Extract the full set of records, then give each one again exactly.

> DATASET ROWS
((

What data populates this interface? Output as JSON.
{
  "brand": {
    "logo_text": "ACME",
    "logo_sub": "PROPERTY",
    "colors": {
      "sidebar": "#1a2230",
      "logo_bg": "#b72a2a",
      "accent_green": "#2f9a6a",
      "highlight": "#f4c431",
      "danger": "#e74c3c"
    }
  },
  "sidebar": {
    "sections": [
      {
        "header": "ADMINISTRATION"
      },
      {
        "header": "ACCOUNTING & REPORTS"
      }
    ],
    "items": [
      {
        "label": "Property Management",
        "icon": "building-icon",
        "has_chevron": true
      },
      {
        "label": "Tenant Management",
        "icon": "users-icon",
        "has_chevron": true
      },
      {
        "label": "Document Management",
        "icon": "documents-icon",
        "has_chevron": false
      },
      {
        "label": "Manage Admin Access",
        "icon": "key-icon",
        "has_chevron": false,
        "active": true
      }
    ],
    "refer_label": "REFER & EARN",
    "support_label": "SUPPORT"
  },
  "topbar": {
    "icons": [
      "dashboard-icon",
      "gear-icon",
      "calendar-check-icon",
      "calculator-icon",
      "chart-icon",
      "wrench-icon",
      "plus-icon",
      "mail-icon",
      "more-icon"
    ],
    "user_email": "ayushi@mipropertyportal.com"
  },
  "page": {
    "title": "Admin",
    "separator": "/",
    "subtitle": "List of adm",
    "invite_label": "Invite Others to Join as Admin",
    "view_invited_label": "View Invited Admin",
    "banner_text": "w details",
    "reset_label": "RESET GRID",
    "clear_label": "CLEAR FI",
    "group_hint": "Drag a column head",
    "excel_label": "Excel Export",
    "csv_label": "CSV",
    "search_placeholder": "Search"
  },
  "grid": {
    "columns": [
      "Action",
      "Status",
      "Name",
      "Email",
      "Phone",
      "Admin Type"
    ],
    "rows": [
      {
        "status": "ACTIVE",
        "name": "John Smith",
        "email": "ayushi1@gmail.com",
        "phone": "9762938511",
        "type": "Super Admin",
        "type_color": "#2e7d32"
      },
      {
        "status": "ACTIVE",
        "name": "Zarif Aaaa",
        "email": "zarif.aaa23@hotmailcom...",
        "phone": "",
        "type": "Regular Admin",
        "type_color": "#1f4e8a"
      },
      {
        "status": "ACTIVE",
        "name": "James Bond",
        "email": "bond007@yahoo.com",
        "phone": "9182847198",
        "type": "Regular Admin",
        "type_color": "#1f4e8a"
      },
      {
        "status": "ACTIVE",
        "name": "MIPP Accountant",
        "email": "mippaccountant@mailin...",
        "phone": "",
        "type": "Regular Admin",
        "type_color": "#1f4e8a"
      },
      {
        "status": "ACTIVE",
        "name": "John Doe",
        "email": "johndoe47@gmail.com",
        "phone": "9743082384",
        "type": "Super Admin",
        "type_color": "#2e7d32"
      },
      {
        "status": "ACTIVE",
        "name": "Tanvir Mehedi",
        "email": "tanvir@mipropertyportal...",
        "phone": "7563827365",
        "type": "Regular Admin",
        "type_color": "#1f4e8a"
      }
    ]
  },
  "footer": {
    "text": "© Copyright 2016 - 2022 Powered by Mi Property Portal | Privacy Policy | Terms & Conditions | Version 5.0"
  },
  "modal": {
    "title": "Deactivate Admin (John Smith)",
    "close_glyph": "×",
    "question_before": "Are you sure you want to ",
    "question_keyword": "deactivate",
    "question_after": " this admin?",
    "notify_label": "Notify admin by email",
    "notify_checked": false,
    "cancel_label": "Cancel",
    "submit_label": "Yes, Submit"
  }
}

))

> TASK RESULT
What data populates this interface? Output as JSON.
{
  "brand": {
    "logo_text": "ACME",
    "logo_sub": "PROPERTY",
    "colors": {
      "sidebar": "#1a2230",
      "logo_bg": "#b72a2a",
      "accent_green": "#2f9a6a",
      "highlight": "#f4c431",
      "danger": "#e74c3c"
    }
  },
  "sidebar": {
    "sections": [
      {
        "header": "ADMINISTRATION"
      },
      {
        "header": "ACCOUNTING & REPORTS"
      }
    ],
    "items": [
      {
        "label": "Property Management",
        "icon": "building-icon",
        "has_chevron": true
      },
      {
        "label": "Tenant Management",
        "icon": "users-icon",
        "has_chevron": true
      },
      {
        "label": "Document Management",
        "icon": "documents-icon",
        "has_chevron": false
      },
      {
        "label": "Manage Admin Access",
        "icon": "key-icon",
        "has_chevron": false,
        "active": true
      }
    ],
    "refer_label": "REFER & EARN",
    "support_label": "SUPPORT"
  },
  "topbar": {
    "icons": [
      "dashboard-icon",
      "gear-icon",
      "calendar-check-icon",
      "calculator-icon",
      "chart-icon",
      "wrench-icon",
      "plus-icon",
      "mail-icon",
      "more-icon"
    ],
    "user_email": "ayushi@mipropertyportal.com"
  },
  "page": {
    "title": "Admin",
    "separator": "/",
    "subtitle": "List of adm",
    "invite_label": "Invite Others to Join as Admin",
    "view_invited_label": "View Invited Admin",
    "banner_text": "w details",
    "reset_label": "RESET GRID",
    "clear_label": "CLEAR FI",
    "group_hint": "Drag a column head",
    "excel_label": "Excel Export",
    "csv_label": "CSV",
    "search_placeholder": "Search"
  },
  "grid": {
    "columns": [
      "Action",
      "Status",
      "Name",
      "Email",
      "Phone",
      "Admin Type"
    ],
    "rows": [
      {
        "status": "ACTIVE",
        "name": "John Smith",
        "email": "ayushi1@gmail.com",
        "phone": "9762938511",
        "type": "Super Admin",
        "type_color": "#2e7d32"
      },
      {
        "status": "ACTIVE",
        "name": "Zarif Aaaa",
        "email": "zarif.aaa23@hotmailcom...",
        "phone": "",
        "type": "Regular Admin",
        "type_color": "#1f4e8a"
      },
      {
        "status": "ACTIVE",
        "name": "James Bond",
        "email": "bond007@yahoo.com",
        "phone": "9182847198",
        "type": "Regular Admin",
        "type_color": "#1f4e8a"
      },
      {
        "status": "ACTIVE",
        "name": "MIPP Accountant",
        "email": "mippaccountant@mailin...",
        "phone": "",
        "type": "Regular Admin",
        "type_color": "#1f4e8a"
      },
      {
        "status": "ACTIVE",
        "name": "John Doe",
        "email": "johndoe47@gmail.com",
        "phone": "9743082384",
        "type": "Super Admin",
        "type_color": "#2e7d32"
      },
      {
        "status": "ACTIVE",
        "name": "Tanvir Mehedi",
        "email": "tanvir@mipropertyportal...",
        "phone": "7563827365",
        "type": "Regular Admin",
        "type_color": "#1f4e8a"
      }
    ]
  },
  "footer": {
    "text": "© Copyright 2016 - 2022 Powered by Mi Property Portal | Privacy Policy | Terms & Conditions | Version 5.0"
  },
  "modal": {
    "title": "Deactivate Admin (John Smith)",
    "close_glyph": "×",
    "question_before": "Are you sure you want to ",
    "question_keyword": "deactivate",
    "question_after": " this admin?",
    "notify_label": "Notify admin by email",
    "notify_checked": false,
    "cancel_label": "Cancel",
    "submit_label": "Yes, Submit"
  }
}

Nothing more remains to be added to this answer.